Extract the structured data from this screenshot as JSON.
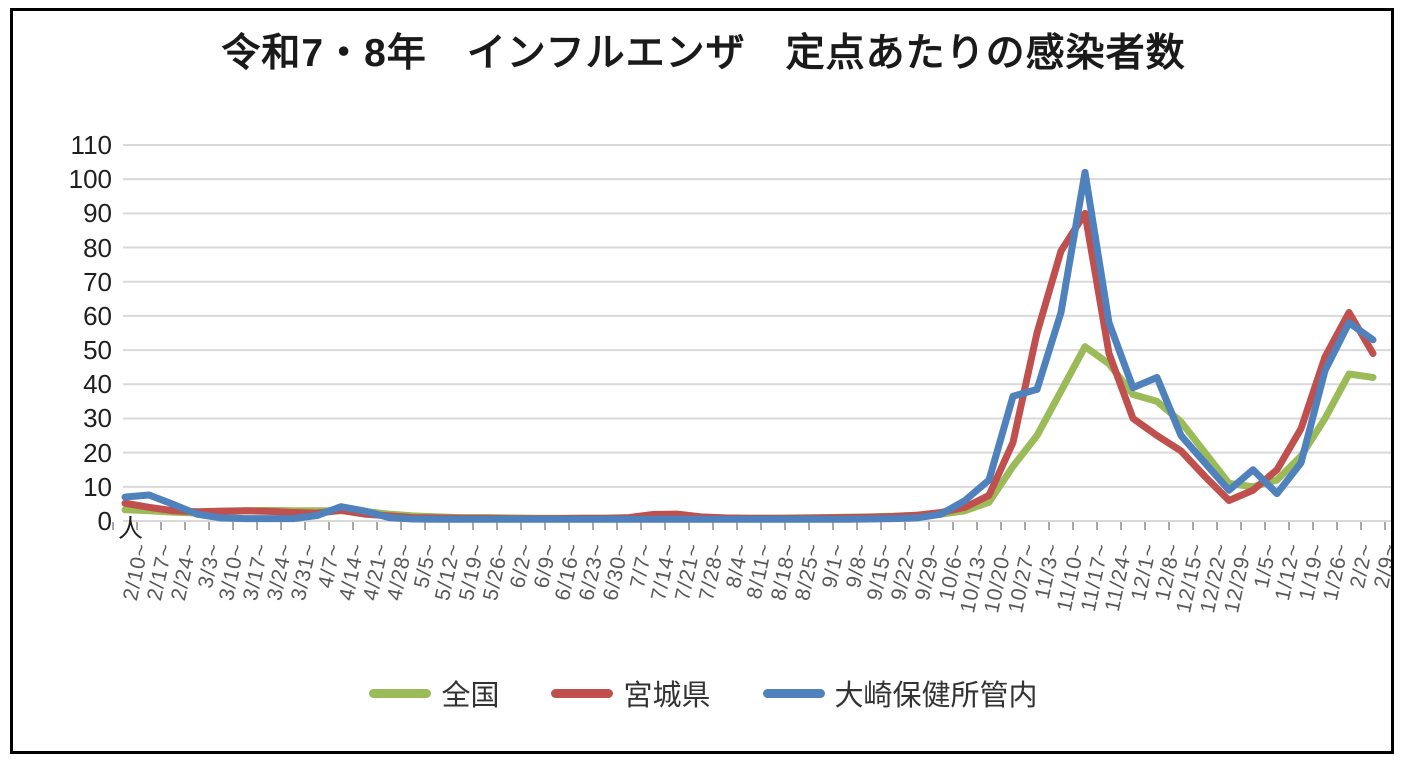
{
  "chart_data": {
    "type": "line",
    "title": "令和7・8年　インフルエンザ　定点あたりの感染者数",
    "y_axis": {
      "labels": [
        "110",
        "100",
        "90",
        "80",
        "70",
        "60",
        "50",
        "40",
        "30",
        "20",
        "10",
        "0"
      ],
      "unit": "人",
      "min": 0,
      "max": 110,
      "step": 10
    },
    "grid": true,
    "legend_position": "bottom",
    "categories": [
      "2/10~",
      "2/17~",
      "2/24~",
      "3/3~",
      "3/10~",
      "3/17~",
      "3/24~",
      "3/31~",
      "4/7~",
      "4/14~",
      "4/21~",
      "4/28~",
      "5/5~",
      "5/12~",
      "5/19~",
      "5/26~",
      "6/2~",
      "6/9~",
      "6/16~",
      "6/23~",
      "6/30~",
      "7/7~",
      "7/14~",
      "7/21~",
      "7/28~",
      "8/4~",
      "8/11~",
      "8/18~",
      "8/25~",
      "9/1~",
      "9/8~",
      "9/15~",
      "9/22~",
      "9/29~",
      "10/6~",
      "10/13~",
      "10/20~",
      "10/27~",
      "11/3~",
      "11/10~",
      "11/17~",
      "11/24~",
      "12/1~",
      "12/8~",
      "12/15~",
      "12/22~",
      "12/29~",
      "1/5~",
      "1/12~",
      "1/19~",
      "1/26~",
      "2/2~",
      "2/9~"
    ],
    "series": [
      {
        "id": "national",
        "name": "全国",
        "color": "#9BBB59",
        "values": [
          3.3,
          3.0,
          2.6,
          2.3,
          2.5,
          3.0,
          3.1,
          3.0,
          3.0,
          3.0,
          2.8,
          2.0,
          1.5,
          1.2,
          1.0,
          1.0,
          0.9,
          0.8,
          0.8,
          0.8,
          0.8,
          0.8,
          0.9,
          0.9,
          0.9,
          0.8,
          0.8,
          0.8,
          0.9,
          1.0,
          1.1,
          1.2,
          1.4,
          1.7,
          2.0,
          3.0,
          5.5,
          16,
          25,
          38,
          51,
          46,
          37,
          35,
          29,
          20,
          11,
          10,
          12,
          19,
          30,
          43,
          42
        ]
      },
      {
        "id": "miyagi",
        "name": "宮城県",
        "color": "#C0504D",
        "values": [
          5.2,
          4.0,
          3.0,
          2.7,
          2.9,
          3.0,
          2.8,
          2.5,
          2.3,
          3.1,
          2.0,
          1.5,
          1.0,
          0.9,
          0.8,
          0.8,
          0.7,
          0.7,
          0.7,
          0.8,
          0.8,
          1.0,
          1.9,
          2.0,
          1.2,
          0.9,
          0.8,
          0.8,
          0.8,
          0.9,
          1.0,
          1.1,
          1.3,
          1.7,
          2.5,
          4.0,
          7.5,
          23,
          55,
          79,
          90,
          49,
          30,
          25,
          20.5,
          13,
          6,
          9,
          15,
          27,
          48,
          61,
          49
        ]
      },
      {
        "id": "osaki",
        "name": "大崎保健所管内",
        "color": "#4F81BD",
        "values": [
          7.0,
          7.6,
          4.9,
          2.0,
          0.9,
          0.7,
          0.7,
          0.7,
          1.6,
          4.2,
          2.9,
          1.0,
          0.6,
          0.5,
          0.5,
          0.5,
          0.5,
          0.5,
          0.5,
          0.5,
          0.5,
          0.5,
          0.5,
          0.5,
          0.5,
          0.5,
          0.5,
          0.5,
          0.5,
          0.5,
          0.5,
          0.6,
          0.7,
          0.9,
          2.0,
          6.0,
          12,
          36.5,
          38.5,
          61,
          102,
          58,
          39,
          42,
          25,
          17,
          9,
          15,
          8,
          17,
          44,
          58,
          53
        ]
      }
    ],
    "colors": {
      "gridline": "#D9D9D9",
      "tick": "#8C8C8C",
      "x_label": "#595959",
      "y_label": "#1F1F1F",
      "title": "#1A1A1A"
    }
  }
}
★ ★ ★ ★ ★
=== Given instruction ===
Identify each line in the entries with the word "title" and copy it.

=== The reply ===
    "title": "令和7・8年　インフルエンザ　定点あたりの感染者数",
      "title": "#1A1A1A"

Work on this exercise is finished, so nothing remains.